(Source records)
------------------------

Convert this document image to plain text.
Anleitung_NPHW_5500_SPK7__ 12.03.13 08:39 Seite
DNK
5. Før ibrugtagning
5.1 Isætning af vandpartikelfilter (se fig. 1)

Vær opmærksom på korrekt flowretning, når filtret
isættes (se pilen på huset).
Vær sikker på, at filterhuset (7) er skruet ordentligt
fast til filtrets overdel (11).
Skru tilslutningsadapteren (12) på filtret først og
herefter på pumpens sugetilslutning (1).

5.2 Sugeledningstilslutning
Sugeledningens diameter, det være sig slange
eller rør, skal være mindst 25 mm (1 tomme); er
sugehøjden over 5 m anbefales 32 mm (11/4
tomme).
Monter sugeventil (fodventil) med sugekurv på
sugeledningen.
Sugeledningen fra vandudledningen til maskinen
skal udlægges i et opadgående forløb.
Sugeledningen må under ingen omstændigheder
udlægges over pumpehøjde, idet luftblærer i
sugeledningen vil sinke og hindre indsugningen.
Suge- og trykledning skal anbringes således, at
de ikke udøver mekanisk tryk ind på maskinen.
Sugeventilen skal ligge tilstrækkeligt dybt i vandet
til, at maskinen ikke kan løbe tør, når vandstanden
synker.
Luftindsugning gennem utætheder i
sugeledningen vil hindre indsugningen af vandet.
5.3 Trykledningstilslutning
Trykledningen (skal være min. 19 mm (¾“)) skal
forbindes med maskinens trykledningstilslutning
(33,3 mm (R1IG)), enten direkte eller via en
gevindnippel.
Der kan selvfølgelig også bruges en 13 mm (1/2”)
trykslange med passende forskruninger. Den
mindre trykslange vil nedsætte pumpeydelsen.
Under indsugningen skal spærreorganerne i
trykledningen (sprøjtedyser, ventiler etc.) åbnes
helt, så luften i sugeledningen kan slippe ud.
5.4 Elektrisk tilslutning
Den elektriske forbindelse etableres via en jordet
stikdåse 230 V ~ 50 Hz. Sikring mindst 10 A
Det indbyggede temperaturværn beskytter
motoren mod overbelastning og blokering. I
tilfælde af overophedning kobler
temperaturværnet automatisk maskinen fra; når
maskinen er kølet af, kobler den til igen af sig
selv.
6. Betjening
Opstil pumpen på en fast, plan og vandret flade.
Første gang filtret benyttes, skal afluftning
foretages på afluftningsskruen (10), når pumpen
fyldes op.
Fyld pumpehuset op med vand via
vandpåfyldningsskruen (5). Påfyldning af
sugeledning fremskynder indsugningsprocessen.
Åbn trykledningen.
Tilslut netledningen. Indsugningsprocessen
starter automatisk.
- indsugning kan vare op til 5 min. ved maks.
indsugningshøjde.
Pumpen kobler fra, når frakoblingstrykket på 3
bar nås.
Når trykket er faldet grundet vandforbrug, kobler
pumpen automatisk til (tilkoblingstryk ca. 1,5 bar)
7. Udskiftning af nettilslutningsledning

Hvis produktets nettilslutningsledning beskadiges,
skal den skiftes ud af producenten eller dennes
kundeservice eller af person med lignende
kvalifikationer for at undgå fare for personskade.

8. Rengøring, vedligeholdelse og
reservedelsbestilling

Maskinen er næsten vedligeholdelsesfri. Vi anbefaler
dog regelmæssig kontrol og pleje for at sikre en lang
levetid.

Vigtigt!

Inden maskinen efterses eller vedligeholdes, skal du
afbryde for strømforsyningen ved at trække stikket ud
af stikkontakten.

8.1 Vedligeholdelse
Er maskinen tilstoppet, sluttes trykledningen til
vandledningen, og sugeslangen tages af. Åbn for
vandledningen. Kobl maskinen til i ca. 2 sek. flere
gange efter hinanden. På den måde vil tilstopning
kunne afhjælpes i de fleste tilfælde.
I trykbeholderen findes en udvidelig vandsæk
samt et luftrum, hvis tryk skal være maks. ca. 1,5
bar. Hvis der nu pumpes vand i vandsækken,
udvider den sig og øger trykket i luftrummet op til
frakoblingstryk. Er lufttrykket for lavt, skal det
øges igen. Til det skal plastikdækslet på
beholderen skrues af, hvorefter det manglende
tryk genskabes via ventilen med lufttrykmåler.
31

------------------------

# Task statement
Find each line that has the word "nettilslutningsledning", then copy it out.

# Task solution
7. Udskiftning af nettilslutningsledning
Hvis produktets nettilslutningsledning beskadiges,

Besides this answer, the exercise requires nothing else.